-- start of RECORDED INFORMATION --

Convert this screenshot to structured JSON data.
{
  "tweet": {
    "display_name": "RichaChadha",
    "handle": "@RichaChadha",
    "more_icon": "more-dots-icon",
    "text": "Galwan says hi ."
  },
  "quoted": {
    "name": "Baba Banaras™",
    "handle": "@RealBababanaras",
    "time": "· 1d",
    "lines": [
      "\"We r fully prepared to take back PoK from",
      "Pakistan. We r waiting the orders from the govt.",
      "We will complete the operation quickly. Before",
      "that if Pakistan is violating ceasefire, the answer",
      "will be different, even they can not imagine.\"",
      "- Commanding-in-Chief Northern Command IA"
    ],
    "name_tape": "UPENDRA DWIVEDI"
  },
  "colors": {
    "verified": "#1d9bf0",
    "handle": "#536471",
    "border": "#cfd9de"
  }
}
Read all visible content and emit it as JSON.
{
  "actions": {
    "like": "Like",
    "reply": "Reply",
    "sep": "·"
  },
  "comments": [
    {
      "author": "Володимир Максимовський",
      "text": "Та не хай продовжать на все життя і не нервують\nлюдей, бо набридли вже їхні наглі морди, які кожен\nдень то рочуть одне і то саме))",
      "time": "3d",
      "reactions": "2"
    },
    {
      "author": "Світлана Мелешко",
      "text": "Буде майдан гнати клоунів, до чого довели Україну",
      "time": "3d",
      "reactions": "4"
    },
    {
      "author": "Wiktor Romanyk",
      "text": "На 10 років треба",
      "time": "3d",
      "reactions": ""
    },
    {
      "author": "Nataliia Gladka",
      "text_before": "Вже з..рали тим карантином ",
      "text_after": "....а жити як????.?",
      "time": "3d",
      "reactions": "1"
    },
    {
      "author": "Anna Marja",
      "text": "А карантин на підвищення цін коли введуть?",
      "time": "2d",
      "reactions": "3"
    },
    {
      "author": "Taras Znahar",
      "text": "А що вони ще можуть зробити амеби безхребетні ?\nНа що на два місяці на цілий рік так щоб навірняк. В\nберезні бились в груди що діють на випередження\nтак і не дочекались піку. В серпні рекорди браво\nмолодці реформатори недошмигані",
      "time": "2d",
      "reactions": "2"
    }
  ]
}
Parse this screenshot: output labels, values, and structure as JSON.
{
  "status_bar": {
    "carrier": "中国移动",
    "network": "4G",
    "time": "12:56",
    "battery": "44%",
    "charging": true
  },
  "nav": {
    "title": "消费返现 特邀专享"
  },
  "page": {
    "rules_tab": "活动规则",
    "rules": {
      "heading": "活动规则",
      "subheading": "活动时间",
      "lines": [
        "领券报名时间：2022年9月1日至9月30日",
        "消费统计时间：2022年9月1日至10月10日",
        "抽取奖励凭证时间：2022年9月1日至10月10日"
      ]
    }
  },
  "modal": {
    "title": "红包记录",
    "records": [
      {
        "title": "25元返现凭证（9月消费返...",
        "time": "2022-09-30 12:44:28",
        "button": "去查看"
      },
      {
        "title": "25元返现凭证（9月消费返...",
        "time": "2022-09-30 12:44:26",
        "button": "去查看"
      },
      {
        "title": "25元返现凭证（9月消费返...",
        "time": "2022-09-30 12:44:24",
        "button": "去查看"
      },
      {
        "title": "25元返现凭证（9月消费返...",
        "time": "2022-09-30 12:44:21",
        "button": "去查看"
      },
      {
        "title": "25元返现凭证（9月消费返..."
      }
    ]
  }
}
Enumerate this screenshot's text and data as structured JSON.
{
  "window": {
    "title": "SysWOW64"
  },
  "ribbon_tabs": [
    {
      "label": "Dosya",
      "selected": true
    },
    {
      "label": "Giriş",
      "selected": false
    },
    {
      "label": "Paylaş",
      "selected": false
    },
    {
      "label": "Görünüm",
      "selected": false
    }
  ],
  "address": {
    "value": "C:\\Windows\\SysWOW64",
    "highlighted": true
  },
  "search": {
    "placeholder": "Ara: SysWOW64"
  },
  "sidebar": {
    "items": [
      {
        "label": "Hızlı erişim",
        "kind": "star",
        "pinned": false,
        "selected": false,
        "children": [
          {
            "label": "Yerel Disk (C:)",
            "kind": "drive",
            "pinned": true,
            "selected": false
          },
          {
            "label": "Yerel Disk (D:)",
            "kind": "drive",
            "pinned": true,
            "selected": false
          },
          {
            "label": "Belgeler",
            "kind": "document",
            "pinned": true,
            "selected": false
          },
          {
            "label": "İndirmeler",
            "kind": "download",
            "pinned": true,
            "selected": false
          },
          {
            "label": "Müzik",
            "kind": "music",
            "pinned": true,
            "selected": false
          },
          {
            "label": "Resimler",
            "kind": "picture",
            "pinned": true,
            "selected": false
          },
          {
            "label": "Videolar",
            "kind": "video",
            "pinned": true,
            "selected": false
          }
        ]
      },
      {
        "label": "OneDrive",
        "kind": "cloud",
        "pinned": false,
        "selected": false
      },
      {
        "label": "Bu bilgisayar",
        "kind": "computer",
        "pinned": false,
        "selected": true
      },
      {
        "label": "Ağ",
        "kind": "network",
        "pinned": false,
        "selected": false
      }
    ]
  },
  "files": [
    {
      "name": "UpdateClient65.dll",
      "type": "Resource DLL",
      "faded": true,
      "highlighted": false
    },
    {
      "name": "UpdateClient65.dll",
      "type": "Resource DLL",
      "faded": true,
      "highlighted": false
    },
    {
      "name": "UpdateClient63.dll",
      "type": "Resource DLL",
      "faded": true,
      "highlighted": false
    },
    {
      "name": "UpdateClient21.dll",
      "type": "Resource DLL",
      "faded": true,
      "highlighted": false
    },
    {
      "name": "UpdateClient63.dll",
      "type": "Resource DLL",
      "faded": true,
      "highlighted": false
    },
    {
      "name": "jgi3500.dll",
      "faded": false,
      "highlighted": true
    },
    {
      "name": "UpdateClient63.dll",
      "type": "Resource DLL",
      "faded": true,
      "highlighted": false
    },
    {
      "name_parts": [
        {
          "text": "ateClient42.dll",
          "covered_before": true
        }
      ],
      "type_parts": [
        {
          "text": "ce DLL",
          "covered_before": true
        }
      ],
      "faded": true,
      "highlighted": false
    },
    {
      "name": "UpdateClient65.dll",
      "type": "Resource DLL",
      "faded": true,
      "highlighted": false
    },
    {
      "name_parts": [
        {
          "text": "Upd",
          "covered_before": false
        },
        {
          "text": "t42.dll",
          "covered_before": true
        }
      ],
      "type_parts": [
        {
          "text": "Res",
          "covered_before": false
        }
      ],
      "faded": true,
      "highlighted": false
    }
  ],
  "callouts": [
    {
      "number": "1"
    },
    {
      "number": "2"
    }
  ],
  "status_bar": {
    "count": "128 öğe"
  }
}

-- end of RECORDED INFORMATION --

● **DIRECTIONS FOR THIS TASK**:
Reproduce the data in full, exactly as presented.

● **ANSWER IN FULL**:
Convert this screenshot to structured JSON data.
{
  "tweet": {
    "display_name": "RichaChadha",
    "handle": "@RichaChadha",
    "more_icon": "more-dots-icon",
    "text": "Galwan says hi ."
  },
  "quoted": {
    "name": "Baba Banaras™",
    "handle": "@RealBababanaras",
    "time": "· 1d",
    "lines": [
      "\"We r fully prepared to take back PoK from",
      "Pakistan. We r waiting the orders from the govt.",
      "We will complete the operation quickly. Before",
      "that if Pakistan is violating ceasefire, the answer",
      "will be different, even they can not imagine.\"",
      "- Commanding-in-Chief Northern Command IA"
    ],
    "name_tape": "UPENDRA DWIVEDI"
  },
  "colors": {
    "verified": "#1d9bf0",
    "handle": "#536471",
    "border": "#cfd9de"
  }
}
Read all visible content and emit it as JSON.
{
  "actions": {
    "like": "Like",
    "reply": "Reply",
    "sep": "·"
  },
  "comments": [
    {
      "author": "Володимир Максимовський",
      "text": "Та не хай продовжать на все життя і не нервують\nлюдей, бо набридли вже їхні наглі морди, які кожен\nдень то рочуть одне і то саме))",
      "time": "3d",
      "reactions": "2"
    },
    {
      "author": "Світлана Мелешко",
      "text": "Буде майдан гнати клоунів, до чого довели Україну",
      "time": "3d",
      "reactions": "4"
    },
    {
      "author": "Wiktor Romanyk",
      "text": "На 10 років треба",
      "time": "3d",
      "reactions": ""
    },
    {
      "author": "Nataliia Gladka",
      "text_before": "Вже з..рали тим карантином ",
      "text_after": "....а жити як????.?",
      "time": "3d",
      "reactions": "1"
    },
    {
      "author": "Anna Marja",
      "text": "А карантин на підвищення цін коли введуть?",
      "time": "2d",
      "reactions": "3"
    },
    {
      "author": "Taras Znahar",
      "text": "А що вони ще можуть зробити амеби безхребетні ?\nНа що на два місяці на цілий рік так щоб навірняк. В\nберезні бились в груди що діють на випередження\nтак і не дочекались піку. В серпні рекорди браво\nмолодці реформатори недошмигані",
      "time": "2d",
      "reactions": "2"
    }
  ]
}
Parse this screenshot: output labels, values, and structure as JSON.
{
  "status_bar": {
    "carrier": "中国移动",
    "network": "4G",
    "time": "12:56",
    "battery": "44%",
    "charging": true
  },
  "nav": {
    "title": "消费返现 特邀专享"
  },
  "page": {
    "rules_tab": "活动规则",
    "rules": {
      "heading": "活动规则",
      "subheading": "活动时间",
      "lines": [
        "领券报名时间：2022年9月1日至9月30日",
        "消费统计时间：2022年9月1日至10月10日",
        "抽取奖励凭证时间：2022年9月1日至10月10日"
      ]
    }
  },
  "modal": {
    "title": "红包记录",
    "records": [
      {
        "title": "25元返现凭证（9月消费返...",
        "time": "2022-09-30 12:44:28",
        "button": "去查看"
      },
      {
        "title": "25元返现凭证（9月消费返...",
        "time": "2022-09-30 12:44:26",
        "button": "去查看"
      },
      {
        "title": "25元返现凭证（9月消费返...",
        "time": "2022-09-30 12:44:24",
        "button": "去查看"
      },
      {
        "title": "25元返现凭证（9月消费返...",
        "time": "2022-09-30 12:44:21",
        "button": "去查看"
      },
      {
        "title": "25元返现凭证（9月消费返..."
      }
    ]
  }
}
Enumerate this screenshot's text and data as structured JSON.
{
  "window": {
    "title": "SysWOW64"
  },
  "ribbon_tabs": [
    {
      "label": "Dosya",
      "selected": true
    },
    {
      "label": "Giriş",
      "selected": false
    },
    {
      "label": "Paylaş",
      "selected": false
    },
    {
      "label": "Görünüm",
      "selected": false
    }
  ],
  "address": {
    "value": "C:\\Windows\\SysWOW64",
    "highlighted": true
  },
  "search": {
    "placeholder": "Ara: SysWOW64"
  },
  "sidebar": {
    "items": [
      {
        "label": "Hızlı erişim",
        "kind": "star",
        "pinned": false,
        "selected": false,
        "children": [
          {
            "label": "Yerel Disk (C:)",
            "kind": "drive",
            "pinned": true,
            "selected": false
          },
          {
            "label": "Yerel Disk (D:)",
            "kind": "drive",
            "pinned": true,
            "selected": false
          },
          {
            "label": "Belgeler",
            "kind": "document",
            "pinned": true,
            "selected": false
          },
          {
            "label": "İndirmeler",
            "kind": "download",
            "pinned": true,
            "selected": false
          },
          {
            "label": "Müzik",
            "kind": "music",
            "pinned": true,
            "selected": false
          },
          {
            "label": "Resimler",
            "kind": "picture",
            "pinned": true,
            "selected": false
          },
          {
            "label": "Videolar",
            "kind": "video",
            "pinned": true,
            "selected": false
          }
        ]
      },
      {
        "label": "OneDrive",
        "kind": "cloud",
        "pinned": false,
        "selected": false
      },
      {
        "label": "Bu bilgisayar",
        "kind": "computer",
        "pinned": false,
        "selected": true
      },
      {
        "label": "Ağ",
        "kind": "network",
        "pinned": false,
        "selected": false
      }
    ]
  },
  "files": [
    {
      "name": "UpdateClient65.dll",
      "type": "Resource DLL",
      "faded": true,
      "highlighted": false
    },
    {
      "name": "UpdateClient65.dll",
      "type": "Resource DLL",
      "faded": true,
      "highlighted": false
    },
    {
      "name": "UpdateClient63.dll",
      "type": "Resource DLL",
      "faded": true,
      "highlighted": false
    },
    {
      "name": "UpdateClient21.dll",
      "type": "Resource DLL",
      "faded": true,
      "highlighted": false
    },
    {
      "name": "UpdateClient63.dll",
      "type": "Resource DLL",
      "faded": true,
      "highlighted": false
    },
    {
      "name": "jgi3500.dll",
      "faded": false,
      "highlighted": true
    },
    {
      "name": "UpdateClient63.dll",
      "type": "Resource DLL",
      "faded": true,
      "highlighted": false
    },
    {
      "name_parts": [
        {
          "text": "ateClient42.dll",
          "covered_before": true
        }
      ],
      "type_parts": [
        {
          "text": "ce DLL",
          "covered_before": true
        }
      ],
      "faded": true,
      "highlighted": false
    },
    {
      "name": "UpdateClient65.dll",
      "type": "Resource DLL",
      "faded": true,
      "highlighted": false
    },
    {
      "name_parts": [
        {
          "text": "Upd",
          "covered_before": false
        },
        {
          "text": "t42.dll",
          "covered_before": true
        }
      ],
      "type_parts": [
        {
          "text": "Res",
          "covered_before": false
        }
      ],
      "faded": true,
      "highlighted": false
    }
  ],
  "callouts": [
    {
      "number": "1"
    },
    {
      "number": "2"
    }
  ],
  "status_bar": {
    "count": "128 öğe"
  }
}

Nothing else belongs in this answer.